Records to use:
---
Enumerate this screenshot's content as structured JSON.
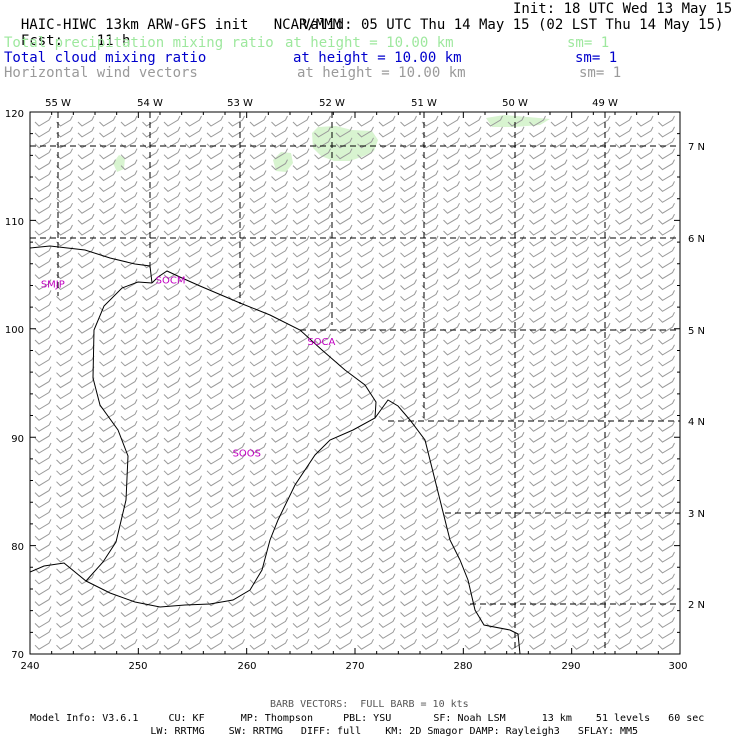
{
  "header": {
    "model_title": "HAIC-HIWC 13km ARW-GFS init",
    "center": "NCAR/MMM",
    "init": "Init: 18 UTC Wed 13 May 15",
    "fcst_label": "Fcst:",
    "fcst_value": "11 h",
    "valid": "Valid: 05 UTC Thu 14 May 15 (02 LST Thu 14 May 15)",
    "fields": [
      {
        "name": "Total precipitation mixing ratio",
        "height": "at height = 10.00 km",
        "sm": "sm= 1",
        "color": "#9ee89e"
      },
      {
        "name": "Total cloud mixing ratio",
        "height": "at height = 10.00 km",
        "sm": "sm= 1",
        "color": "#0000cc"
      },
      {
        "name": "Horizontal wind vectors",
        "height": "at height = 10.00 km",
        "sm": "sm= 1",
        "color": "#9a9a9a"
      }
    ]
  },
  "map": {
    "x_ticks": [
      "240",
      "250",
      "260",
      "270",
      "280",
      "290",
      "300"
    ],
    "y_ticks": [
      "70",
      "80",
      "90",
      "100",
      "110",
      "120"
    ],
    "lon_labels": [
      "55 W",
      "54 W",
      "53 W",
      "52 W",
      "51 W",
      "50 W",
      "49 W"
    ],
    "lat_labels": [
      "7 N",
      "6 N",
      "5 N",
      "4 N",
      "3 N",
      "2 N"
    ],
    "stations": [
      {
        "id": "SMJP",
        "x": 241.0,
        "y": 103.8
      },
      {
        "id": "SOCM",
        "x": 251.6,
        "y": 104.2
      },
      {
        "id": "SOCA",
        "x": 265.6,
        "y": 98.5
      },
      {
        "id": "SOOS",
        "x": 258.7,
        "y": 88.2
      }
    ],
    "wind_barb_color": "#9a9a9a",
    "coast_color": "#000000",
    "precip_color": "#d8f4d0"
  },
  "footer": {
    "barb_note": "BARB VECTORS:  FULL BARB = 10 kts",
    "line1": "Model Info: V3.6.1     CU: KF      MP: Thompson     PBL: YSU       SF: Noah LSM      13 km    51 levels   60 sec",
    "line2": "                    LW: RRTMG    SW: RRTMG   DIFF: full    KM: 2D Smagor DAMP: Rayleigh3   SFLAY: MM5"
  }
}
---
Exclude the pictures and repeat every other part of the records word for word.

Enumerate this screenshot's content as structured JSON.
{
  "header": {
    "model_title": "HAIC-HIWC 13km ARW-GFS init",
    "center": "NCAR/MMM",
    "init": "Init: 18 UTC Wed 13 May 15",
    "fcst_label": "Fcst:",
    "fcst_value": "11 h",
    "valid": "Valid: 05 UTC Thu 14 May 15 (02 LST Thu 14 May 15)",
    "fields": [
      {
        "name": "Total precipitation mixing ratio",
        "height": "at height = 10.00 km",
        "sm": "sm= 1",
        "color": "#9ee89e"
      },
      {
        "name": "Total cloud mixing ratio",
        "height": "at height = 10.00 km",
        "sm": "sm= 1",
        "color": "#0000cc"
      },
      {
        "name": "Horizontal wind vectors",
        "height": "at height = 10.00 km",
        "sm": "sm= 1",
        "color": "#9a9a9a"
      }
    ]
  },
  "map": {
    "x_ticks": [
      "240",
      "250",
      "260",
      "270",
      "280",
      "290",
      "300"
    ],
    "y_ticks": [
      "70",
      "80",
      "90",
      "100",
      "110",
      "120"
    ],
    "lon_labels": [
      "55 W",
      "54 W",
      "53 W",
      "52 W",
      "51 W",
      "50 W",
      "49 W"
    ],
    "lat_labels": [
      "7 N",
      "6 N",
      "5 N",
      "4 N",
      "3 N",
      "2 N"
    ],
    "stations": [
      {
        "id": "SMJP",
        "x": 241.0,
        "y": 103.8
      },
      {
        "id": "SOCM",
        "x": 251.6,
        "y": 104.2
      },
      {
        "id": "SOCA",
        "x": 265.6,
        "y": 98.5
      },
      {
        "id": "SOOS",
        "x": 258.7,
        "y": 88.2
      }
    ],
    "wind_barb_color": "#9a9a9a",
    "coast_color": "#000000",
    "precip_color": "#d8f4d0"
  },
  "footer": {
    "barb_note": "BARB VECTORS:  FULL BARB = 10 kts",
    "line1": "Model Info: V3.6.1     CU: KF      MP: Thompson     PBL: YSU       SF: Noah LSM      13 km    51 levels   60 sec",
    "line2": "                    LW: RRTMG    SW: RRTMG   DIFF: full    KM: 2D Smagor DAMP: Rayleigh3   SFLAY: MM5"
  }
}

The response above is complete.